* Exercise aim *
Look through the data below. Collect every line where the word "this" occurs.

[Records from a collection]
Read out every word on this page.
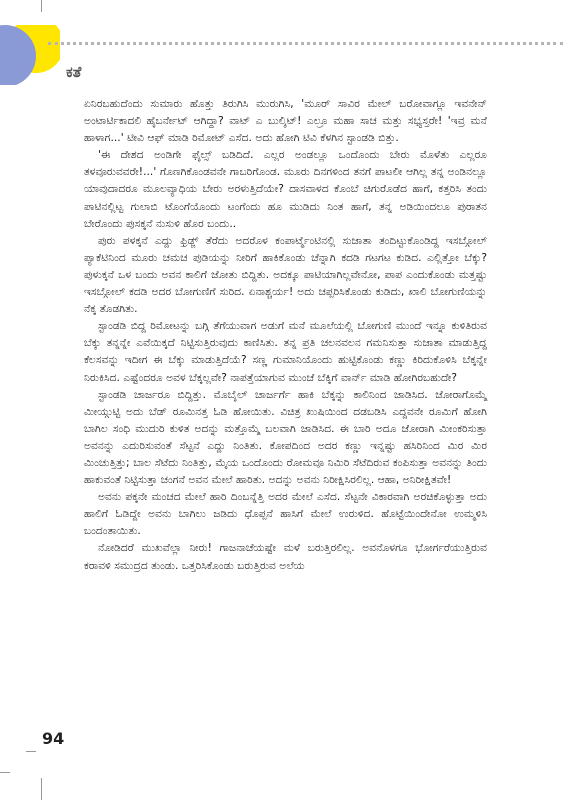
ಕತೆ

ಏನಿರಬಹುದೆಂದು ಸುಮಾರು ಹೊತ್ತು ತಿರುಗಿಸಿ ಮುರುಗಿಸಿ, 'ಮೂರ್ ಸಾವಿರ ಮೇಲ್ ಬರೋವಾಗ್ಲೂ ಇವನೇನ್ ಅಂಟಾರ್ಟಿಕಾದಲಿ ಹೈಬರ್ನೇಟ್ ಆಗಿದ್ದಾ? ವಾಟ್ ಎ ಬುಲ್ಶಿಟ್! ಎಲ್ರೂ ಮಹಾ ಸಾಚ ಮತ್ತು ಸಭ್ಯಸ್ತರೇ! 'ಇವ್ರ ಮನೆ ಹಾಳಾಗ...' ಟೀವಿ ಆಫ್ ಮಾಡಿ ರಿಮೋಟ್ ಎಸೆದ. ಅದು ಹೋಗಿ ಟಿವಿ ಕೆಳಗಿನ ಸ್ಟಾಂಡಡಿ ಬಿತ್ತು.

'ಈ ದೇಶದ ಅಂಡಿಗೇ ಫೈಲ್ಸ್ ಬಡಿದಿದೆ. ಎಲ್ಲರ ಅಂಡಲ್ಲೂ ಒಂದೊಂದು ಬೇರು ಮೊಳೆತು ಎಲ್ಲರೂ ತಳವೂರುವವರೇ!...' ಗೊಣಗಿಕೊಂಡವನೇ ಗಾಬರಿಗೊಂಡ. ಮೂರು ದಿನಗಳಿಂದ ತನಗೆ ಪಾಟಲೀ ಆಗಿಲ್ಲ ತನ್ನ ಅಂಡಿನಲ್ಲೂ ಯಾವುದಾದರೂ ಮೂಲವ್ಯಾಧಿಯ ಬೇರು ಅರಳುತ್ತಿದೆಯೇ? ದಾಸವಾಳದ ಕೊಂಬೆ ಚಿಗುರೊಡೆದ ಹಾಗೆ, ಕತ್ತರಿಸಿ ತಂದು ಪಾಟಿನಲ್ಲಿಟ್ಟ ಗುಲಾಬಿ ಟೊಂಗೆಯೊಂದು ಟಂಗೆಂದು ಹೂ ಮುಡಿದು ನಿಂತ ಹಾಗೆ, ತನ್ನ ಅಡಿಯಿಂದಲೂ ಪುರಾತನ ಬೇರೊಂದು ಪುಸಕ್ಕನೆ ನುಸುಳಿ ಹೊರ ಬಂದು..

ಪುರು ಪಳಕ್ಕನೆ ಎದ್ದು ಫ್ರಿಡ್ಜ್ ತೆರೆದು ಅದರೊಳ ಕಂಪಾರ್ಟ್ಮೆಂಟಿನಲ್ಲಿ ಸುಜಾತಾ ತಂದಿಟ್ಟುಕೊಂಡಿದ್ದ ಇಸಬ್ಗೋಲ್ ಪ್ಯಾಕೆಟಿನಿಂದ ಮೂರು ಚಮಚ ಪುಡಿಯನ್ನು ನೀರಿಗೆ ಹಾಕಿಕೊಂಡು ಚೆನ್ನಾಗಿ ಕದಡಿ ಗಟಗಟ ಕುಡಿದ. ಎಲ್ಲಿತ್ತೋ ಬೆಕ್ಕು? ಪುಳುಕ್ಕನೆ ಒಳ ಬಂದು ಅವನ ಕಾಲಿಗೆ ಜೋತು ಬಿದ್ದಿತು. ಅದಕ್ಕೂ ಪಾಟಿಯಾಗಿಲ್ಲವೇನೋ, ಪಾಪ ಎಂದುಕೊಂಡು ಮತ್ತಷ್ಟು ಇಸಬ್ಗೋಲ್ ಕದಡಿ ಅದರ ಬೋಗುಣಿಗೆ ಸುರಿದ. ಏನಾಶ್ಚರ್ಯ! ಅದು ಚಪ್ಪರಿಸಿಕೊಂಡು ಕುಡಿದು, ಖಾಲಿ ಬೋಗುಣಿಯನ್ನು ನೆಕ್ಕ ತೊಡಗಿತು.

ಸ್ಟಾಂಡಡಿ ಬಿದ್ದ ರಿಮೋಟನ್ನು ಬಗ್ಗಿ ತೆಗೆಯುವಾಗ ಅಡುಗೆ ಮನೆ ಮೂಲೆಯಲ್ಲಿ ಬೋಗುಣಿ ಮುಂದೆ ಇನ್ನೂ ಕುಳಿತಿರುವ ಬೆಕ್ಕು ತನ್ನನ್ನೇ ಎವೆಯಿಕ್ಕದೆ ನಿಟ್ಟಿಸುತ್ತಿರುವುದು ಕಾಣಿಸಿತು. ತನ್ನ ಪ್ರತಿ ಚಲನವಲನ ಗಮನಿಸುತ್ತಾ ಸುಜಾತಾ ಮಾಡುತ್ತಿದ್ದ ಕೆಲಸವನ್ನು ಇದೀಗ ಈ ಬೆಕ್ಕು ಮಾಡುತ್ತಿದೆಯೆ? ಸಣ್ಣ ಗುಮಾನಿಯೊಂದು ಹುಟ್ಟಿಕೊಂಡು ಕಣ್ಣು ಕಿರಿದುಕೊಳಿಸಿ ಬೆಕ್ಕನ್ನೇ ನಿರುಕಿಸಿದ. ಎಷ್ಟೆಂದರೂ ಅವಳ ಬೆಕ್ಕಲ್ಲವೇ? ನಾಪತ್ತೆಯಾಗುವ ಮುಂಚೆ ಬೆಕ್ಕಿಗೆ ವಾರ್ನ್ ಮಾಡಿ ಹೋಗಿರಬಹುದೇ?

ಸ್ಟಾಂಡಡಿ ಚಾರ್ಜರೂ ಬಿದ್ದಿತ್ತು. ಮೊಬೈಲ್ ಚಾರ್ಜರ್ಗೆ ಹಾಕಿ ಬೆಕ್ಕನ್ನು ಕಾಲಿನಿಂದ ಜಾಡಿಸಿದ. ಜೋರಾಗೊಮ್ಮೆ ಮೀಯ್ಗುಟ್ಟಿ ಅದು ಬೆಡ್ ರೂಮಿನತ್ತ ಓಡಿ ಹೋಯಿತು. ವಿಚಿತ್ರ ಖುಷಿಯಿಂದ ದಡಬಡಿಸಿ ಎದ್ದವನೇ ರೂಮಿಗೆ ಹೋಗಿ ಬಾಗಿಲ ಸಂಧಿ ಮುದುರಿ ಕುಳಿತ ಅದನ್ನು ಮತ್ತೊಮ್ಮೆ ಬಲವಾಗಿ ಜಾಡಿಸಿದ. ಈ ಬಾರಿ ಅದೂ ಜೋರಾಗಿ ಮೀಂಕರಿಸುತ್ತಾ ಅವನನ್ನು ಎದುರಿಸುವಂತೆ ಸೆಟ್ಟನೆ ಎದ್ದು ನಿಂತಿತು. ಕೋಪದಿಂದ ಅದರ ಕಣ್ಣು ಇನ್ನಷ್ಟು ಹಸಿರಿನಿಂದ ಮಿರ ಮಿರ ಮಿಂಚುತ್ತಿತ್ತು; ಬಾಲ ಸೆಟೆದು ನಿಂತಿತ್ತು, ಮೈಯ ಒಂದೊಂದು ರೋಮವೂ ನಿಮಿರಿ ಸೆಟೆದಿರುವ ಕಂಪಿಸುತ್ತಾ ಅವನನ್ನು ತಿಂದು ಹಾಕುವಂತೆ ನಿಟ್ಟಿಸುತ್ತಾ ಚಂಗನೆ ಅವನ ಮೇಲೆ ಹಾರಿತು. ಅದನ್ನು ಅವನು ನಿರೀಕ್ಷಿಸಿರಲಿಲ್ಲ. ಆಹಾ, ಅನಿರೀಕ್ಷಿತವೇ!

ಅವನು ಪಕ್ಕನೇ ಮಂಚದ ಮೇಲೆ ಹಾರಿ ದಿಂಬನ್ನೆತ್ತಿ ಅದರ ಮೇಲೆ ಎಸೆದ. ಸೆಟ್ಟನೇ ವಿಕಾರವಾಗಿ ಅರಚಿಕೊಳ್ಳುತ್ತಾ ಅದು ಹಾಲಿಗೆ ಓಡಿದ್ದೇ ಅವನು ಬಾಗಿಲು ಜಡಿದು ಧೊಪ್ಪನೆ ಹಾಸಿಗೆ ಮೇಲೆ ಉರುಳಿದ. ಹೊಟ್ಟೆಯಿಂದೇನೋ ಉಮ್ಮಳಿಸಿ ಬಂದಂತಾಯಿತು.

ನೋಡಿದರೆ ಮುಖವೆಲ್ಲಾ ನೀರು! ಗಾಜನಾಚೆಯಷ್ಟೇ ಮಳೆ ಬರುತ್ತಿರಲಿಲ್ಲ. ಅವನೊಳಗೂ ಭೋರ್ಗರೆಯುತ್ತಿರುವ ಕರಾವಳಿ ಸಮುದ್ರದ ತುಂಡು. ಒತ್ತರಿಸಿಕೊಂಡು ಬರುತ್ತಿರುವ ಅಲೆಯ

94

--

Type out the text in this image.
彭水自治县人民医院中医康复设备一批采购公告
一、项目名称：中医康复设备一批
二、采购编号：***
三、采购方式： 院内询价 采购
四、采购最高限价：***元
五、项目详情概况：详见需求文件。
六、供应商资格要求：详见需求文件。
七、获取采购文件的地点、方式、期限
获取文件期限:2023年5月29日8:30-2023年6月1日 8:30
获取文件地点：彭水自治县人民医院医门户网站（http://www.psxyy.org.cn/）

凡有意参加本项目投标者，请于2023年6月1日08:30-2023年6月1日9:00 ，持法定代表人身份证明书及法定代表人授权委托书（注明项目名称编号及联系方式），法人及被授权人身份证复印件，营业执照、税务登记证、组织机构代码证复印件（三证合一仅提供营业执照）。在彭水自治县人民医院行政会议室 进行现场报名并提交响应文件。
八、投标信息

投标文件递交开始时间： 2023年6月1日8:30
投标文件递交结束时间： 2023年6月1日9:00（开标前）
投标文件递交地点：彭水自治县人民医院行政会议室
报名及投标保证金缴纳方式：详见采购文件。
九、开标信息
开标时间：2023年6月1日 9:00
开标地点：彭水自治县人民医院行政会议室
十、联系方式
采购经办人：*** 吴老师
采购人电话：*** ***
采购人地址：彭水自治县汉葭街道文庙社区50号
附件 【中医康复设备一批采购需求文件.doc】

* Expected answer *
Read out every word on this page.
Type out the text in this image.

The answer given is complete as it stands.